Reproduce all of the records exactly.

------ Given data ------

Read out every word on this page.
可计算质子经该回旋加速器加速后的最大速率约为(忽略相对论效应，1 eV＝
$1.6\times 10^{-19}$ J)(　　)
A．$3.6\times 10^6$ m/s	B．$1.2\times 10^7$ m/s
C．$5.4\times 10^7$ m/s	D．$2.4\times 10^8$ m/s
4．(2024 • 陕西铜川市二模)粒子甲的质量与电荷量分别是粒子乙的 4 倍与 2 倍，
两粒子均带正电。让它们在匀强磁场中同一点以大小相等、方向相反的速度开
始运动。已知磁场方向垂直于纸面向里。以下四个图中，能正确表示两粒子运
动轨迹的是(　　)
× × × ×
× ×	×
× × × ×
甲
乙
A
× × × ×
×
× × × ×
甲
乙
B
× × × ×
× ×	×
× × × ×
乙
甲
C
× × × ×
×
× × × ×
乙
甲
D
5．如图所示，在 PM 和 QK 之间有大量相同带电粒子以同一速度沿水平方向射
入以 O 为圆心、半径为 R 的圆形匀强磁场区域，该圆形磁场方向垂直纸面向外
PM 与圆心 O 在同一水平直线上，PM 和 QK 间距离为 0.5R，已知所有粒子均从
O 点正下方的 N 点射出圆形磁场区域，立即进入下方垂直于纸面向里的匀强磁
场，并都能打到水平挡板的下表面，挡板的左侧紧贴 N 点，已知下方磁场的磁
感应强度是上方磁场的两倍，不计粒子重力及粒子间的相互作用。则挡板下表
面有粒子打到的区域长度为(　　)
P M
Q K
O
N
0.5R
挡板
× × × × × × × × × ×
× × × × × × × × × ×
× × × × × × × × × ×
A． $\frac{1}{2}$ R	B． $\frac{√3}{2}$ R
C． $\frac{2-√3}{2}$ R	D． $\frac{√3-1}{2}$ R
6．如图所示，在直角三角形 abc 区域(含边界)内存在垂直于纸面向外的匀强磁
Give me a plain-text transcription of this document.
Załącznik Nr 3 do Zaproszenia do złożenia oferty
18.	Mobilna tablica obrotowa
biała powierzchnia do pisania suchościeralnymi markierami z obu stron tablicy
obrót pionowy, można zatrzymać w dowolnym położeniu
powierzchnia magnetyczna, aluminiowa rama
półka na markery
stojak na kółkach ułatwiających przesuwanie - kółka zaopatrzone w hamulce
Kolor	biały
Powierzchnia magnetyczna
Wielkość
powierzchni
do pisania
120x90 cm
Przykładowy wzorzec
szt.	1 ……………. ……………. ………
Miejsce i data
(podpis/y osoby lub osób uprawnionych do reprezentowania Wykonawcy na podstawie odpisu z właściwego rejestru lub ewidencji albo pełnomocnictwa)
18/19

------

Response to the task:
Read out every word on this page.
可计算质子经该回旋加速器加速后的最大速率约为(忽略相对论效应，1 eV＝
$1.6\times 10^{-19}$ J)(　　)
A．$3.6\times 10^6$ m/s	B．$1.2\times 10^7$ m/s
C．$5.4\times 10^7$ m/s	D．$2.4\times 10^8$ m/s
4．(2024 • 陕西铜川市二模)粒子甲的质量与电荷量分别是粒子乙的 4 倍与 2 倍，
两粒子均带正电。让它们在匀强磁场中同一点以大小相等、方向相反的速度开
始运动。已知磁场方向垂直于纸面向里。以下四个图中，能正确表示两粒子运
动轨迹的是(　　)
× × × ×
× ×	×
× × × ×
甲
乙
A
× × × ×
×
× × × ×
甲
乙
B
× × × ×
× ×	×
× × × ×
乙
甲
C
× × × ×
×
× × × ×
乙
甲
D
5．如图所示，在 PM 和 QK 之间有大量相同带电粒子以同一速度沿水平方向射
入以 O 为圆心、半径为 R 的圆形匀强磁场区域，该圆形磁场方向垂直纸面向外
PM 与圆心 O 在同一水平直线上，PM 和 QK 间距离为 0.5R，已知所有粒子均从
O 点正下方的 N 点射出圆形磁场区域，立即进入下方垂直于纸面向里的匀强磁
场，并都能打到水平挡板的下表面，挡板的左侧紧贴 N 点，已知下方磁场的磁
感应强度是上方磁场的两倍，不计粒子重力及粒子间的相互作用。则挡板下表
面有粒子打到的区域长度为(　　)
P M
Q K
O
N
0.5R
挡板
× × × × × × × × × ×
× × × × × × × × × ×
× × × × × × × × × ×
A． $\frac{1}{2}$ R	B． $\frac{√3}{2}$ R
C． $\frac{2-√3}{2}$ R	D． $\frac{√3-1}{2}$ R
6．如图所示，在直角三角形 abc 区域(含边界)内存在垂直于纸面向外的匀强磁
Give me a plain-text transcription of this document.
Załącznik Nr 3 do Zaproszenia do złożenia oferty
18.	Mobilna tablica obrotowa
biała powierzchnia do pisania suchościeralnymi markierami z obu stron tablicy
obrót pionowy, można zatrzymać w dowolnym położeniu
powierzchnia magnetyczna, aluminiowa rama
półka na markery
stojak na kółkach ułatwiających przesuwanie - kółka zaopatrzone w hamulce
Kolor	biały
Powierzchnia magnetyczna
Wielkość
powierzchni
do pisania
120x90 cm
Przykładowy wzorzec
szt.	1 ……………. ……………. ………
Miejsce i data
(podpis/y osoby lub osób uprawnionych do reprezentowania Wykonawcy na podstawie odpisu z właściwego rejestru lub ewidencji albo pełnomocnictwa)
18/19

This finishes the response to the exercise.